----- EXERCISE MATERIALS

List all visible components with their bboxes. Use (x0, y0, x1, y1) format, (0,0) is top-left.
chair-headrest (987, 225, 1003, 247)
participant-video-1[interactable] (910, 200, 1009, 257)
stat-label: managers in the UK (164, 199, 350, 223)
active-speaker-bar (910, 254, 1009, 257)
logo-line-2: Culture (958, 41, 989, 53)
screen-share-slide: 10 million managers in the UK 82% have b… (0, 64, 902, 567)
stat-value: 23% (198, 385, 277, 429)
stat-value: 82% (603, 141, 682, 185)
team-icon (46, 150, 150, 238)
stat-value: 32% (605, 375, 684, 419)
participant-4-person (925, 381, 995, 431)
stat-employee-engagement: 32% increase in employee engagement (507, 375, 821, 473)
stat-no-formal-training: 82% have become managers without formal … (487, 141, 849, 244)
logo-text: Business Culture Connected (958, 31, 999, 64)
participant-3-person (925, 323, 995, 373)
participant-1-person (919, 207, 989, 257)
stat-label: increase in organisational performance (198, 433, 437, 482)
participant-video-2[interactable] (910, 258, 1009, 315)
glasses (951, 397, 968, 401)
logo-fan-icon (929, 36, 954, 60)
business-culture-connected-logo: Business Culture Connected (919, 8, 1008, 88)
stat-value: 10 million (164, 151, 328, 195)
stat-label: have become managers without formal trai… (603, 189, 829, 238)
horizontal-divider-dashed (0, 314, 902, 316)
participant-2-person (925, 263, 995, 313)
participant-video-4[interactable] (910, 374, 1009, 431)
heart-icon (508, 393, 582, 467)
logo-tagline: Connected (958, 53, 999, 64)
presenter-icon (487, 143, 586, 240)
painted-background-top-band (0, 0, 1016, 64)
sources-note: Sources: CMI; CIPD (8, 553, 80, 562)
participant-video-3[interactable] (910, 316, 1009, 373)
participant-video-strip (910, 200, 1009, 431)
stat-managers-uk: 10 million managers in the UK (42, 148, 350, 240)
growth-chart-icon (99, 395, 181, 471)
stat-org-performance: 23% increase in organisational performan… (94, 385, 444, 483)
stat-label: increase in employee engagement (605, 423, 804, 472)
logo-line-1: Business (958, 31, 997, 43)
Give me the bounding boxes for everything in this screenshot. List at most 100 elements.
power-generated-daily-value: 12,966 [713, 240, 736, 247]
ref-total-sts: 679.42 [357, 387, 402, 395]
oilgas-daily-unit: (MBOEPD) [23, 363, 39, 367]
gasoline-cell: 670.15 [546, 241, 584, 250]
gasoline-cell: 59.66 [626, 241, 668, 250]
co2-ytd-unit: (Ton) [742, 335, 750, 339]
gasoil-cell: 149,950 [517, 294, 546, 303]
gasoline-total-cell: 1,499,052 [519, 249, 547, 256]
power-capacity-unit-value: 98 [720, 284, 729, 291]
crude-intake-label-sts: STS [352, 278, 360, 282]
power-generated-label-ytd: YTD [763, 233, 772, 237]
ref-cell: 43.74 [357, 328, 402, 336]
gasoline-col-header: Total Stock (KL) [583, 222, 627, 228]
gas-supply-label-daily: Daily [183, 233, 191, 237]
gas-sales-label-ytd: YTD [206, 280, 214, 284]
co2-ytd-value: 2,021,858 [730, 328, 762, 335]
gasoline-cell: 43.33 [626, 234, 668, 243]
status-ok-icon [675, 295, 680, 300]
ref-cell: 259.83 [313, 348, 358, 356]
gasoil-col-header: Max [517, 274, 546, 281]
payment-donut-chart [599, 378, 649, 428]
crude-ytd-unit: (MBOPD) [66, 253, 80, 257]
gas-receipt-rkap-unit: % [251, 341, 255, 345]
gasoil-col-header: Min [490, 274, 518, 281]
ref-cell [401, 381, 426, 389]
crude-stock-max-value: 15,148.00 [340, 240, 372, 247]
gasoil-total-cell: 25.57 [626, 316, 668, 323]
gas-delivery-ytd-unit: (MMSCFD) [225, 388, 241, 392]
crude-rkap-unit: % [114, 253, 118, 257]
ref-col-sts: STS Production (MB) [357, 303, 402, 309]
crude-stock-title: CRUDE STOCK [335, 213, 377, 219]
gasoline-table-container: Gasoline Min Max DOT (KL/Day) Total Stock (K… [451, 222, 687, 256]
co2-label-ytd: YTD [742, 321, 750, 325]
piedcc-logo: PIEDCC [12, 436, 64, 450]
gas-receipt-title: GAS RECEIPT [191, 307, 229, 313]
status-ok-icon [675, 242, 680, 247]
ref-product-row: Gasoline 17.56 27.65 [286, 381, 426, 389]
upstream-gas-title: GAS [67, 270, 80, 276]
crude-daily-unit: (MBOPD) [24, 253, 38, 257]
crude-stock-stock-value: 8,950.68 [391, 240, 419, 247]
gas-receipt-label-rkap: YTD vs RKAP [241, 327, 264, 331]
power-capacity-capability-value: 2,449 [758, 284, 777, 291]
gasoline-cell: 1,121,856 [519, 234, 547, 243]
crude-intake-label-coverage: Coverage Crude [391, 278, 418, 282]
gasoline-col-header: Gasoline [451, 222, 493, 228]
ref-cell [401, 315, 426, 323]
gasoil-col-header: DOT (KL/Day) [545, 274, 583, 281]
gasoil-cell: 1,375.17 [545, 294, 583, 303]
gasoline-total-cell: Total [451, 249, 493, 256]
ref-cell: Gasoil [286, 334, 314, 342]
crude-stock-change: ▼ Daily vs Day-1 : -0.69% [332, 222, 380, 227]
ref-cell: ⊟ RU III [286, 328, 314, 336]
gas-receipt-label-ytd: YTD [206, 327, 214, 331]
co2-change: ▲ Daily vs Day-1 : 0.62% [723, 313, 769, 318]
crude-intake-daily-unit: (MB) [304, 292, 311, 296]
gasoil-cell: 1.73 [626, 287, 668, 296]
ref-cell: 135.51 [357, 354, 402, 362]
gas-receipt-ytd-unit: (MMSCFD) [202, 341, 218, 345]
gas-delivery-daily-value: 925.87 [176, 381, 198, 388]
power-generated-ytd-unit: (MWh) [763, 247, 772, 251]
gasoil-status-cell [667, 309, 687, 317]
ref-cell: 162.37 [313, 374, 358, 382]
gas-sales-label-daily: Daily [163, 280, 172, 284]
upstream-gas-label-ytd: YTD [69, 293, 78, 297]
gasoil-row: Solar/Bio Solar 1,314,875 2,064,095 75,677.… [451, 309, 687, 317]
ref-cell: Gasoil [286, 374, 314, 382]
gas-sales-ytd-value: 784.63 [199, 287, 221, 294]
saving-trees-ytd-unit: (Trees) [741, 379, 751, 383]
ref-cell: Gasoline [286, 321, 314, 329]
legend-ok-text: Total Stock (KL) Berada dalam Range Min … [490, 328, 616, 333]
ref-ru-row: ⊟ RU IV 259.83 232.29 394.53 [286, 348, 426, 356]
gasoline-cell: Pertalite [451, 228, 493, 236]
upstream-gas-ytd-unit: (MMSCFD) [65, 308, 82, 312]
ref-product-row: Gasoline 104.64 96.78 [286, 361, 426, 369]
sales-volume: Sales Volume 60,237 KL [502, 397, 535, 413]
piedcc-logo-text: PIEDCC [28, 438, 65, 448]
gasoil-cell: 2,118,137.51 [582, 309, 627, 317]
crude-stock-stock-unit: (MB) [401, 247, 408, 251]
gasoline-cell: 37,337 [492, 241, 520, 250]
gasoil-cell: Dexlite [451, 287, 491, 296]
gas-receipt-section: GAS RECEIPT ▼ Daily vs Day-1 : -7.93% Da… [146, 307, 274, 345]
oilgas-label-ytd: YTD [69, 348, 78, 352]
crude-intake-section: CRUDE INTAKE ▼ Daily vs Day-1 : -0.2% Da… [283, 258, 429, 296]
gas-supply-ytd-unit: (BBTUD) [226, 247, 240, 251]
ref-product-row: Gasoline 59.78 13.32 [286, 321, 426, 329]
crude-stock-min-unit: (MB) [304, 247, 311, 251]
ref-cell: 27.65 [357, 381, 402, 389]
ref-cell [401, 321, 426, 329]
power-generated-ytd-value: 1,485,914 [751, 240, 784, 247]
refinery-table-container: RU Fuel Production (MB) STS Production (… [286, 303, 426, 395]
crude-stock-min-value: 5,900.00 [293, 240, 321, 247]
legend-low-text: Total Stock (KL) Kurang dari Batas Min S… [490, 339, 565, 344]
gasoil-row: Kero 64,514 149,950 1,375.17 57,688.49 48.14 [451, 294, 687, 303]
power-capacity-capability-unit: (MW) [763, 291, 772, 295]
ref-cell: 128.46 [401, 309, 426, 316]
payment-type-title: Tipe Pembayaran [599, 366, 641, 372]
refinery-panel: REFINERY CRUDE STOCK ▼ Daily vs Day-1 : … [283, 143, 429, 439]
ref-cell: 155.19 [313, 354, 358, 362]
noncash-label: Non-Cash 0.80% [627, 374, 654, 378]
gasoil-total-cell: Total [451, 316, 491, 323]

----------

* [PROBLEM DESCRIPTION]:
Report how many lines of the records above contain the word "organisational", with case taken into account. Give only the number.

* [SOLUTION FOR THIS PROBLEM]:
2